▶ WORK TO BE COMPLETED: Among the lines below, how many carry the string "ศวกรโยธาปฏ"? Reply with a number and nothing else.

▶ DATA FOR THIS TASK:
----

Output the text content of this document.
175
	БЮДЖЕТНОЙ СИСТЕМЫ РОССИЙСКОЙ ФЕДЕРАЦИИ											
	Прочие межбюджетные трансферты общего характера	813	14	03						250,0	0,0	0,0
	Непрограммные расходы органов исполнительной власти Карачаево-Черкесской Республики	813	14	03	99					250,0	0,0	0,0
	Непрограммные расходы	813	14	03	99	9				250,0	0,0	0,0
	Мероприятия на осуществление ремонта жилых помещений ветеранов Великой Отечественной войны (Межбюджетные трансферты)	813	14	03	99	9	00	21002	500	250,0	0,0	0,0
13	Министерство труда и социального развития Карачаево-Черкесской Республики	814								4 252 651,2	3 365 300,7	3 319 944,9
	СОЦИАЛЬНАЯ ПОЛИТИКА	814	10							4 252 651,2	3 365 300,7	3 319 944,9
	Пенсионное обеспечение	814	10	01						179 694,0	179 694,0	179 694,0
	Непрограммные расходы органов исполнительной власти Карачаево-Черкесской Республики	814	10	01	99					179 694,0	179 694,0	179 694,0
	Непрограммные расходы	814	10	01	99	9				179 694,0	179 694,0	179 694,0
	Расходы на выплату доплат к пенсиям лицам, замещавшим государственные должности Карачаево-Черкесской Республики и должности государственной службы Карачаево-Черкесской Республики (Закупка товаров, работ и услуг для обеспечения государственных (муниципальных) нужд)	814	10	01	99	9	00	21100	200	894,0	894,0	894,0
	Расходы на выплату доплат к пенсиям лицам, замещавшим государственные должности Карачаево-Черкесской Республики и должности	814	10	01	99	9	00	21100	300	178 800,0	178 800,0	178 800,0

----

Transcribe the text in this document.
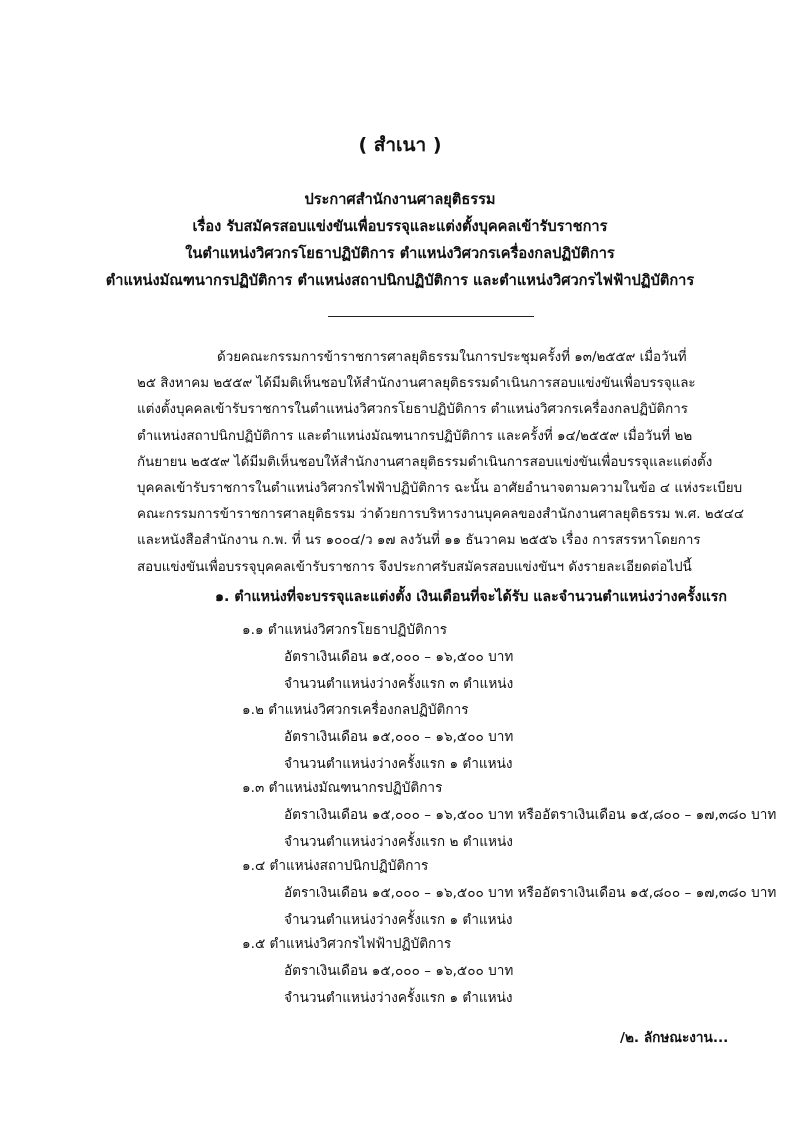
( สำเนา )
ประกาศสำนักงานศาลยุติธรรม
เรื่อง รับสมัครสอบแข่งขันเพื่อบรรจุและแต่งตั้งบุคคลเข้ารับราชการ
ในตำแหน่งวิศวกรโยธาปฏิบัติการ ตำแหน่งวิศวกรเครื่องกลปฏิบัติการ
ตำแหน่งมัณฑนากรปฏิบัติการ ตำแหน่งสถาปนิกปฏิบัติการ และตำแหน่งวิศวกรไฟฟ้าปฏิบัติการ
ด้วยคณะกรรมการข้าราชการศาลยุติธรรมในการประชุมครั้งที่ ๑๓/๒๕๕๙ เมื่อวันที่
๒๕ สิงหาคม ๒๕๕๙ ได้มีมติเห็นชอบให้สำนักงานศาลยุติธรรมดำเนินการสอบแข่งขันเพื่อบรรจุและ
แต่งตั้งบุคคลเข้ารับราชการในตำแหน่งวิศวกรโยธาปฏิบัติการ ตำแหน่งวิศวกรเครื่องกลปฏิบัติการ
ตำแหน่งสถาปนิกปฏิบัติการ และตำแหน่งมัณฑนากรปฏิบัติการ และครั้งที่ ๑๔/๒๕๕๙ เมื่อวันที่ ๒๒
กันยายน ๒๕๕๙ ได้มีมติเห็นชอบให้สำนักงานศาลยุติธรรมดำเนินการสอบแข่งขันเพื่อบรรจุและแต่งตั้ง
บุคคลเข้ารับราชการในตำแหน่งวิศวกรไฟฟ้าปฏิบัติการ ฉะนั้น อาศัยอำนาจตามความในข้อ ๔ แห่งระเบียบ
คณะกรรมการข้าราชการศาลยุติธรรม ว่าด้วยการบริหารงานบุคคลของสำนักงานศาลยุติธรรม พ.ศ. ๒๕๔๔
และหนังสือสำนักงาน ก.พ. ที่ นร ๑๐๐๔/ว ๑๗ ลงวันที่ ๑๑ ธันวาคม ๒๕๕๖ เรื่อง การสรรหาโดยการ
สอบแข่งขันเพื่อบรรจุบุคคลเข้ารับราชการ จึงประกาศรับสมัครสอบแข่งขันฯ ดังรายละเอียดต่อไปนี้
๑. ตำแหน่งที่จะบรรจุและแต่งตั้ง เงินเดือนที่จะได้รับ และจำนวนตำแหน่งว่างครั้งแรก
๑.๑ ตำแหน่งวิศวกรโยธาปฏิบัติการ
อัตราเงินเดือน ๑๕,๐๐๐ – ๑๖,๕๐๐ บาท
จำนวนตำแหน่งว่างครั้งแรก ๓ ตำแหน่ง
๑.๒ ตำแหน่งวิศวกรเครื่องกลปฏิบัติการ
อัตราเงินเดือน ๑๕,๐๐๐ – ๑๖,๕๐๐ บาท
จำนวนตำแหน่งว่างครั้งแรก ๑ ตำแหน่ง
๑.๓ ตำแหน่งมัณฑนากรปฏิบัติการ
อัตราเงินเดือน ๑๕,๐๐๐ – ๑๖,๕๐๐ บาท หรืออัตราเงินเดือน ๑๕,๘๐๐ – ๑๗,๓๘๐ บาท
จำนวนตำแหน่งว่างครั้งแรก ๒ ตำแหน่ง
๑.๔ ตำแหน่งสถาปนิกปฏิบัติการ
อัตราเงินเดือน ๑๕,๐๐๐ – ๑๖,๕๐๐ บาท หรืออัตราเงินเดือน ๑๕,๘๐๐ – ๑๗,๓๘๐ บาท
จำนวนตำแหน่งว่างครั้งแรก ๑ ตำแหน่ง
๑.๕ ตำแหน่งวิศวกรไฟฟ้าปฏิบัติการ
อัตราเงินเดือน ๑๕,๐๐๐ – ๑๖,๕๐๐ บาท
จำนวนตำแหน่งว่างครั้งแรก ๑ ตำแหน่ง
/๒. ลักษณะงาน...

----

▶ FULL SOLUTION: 3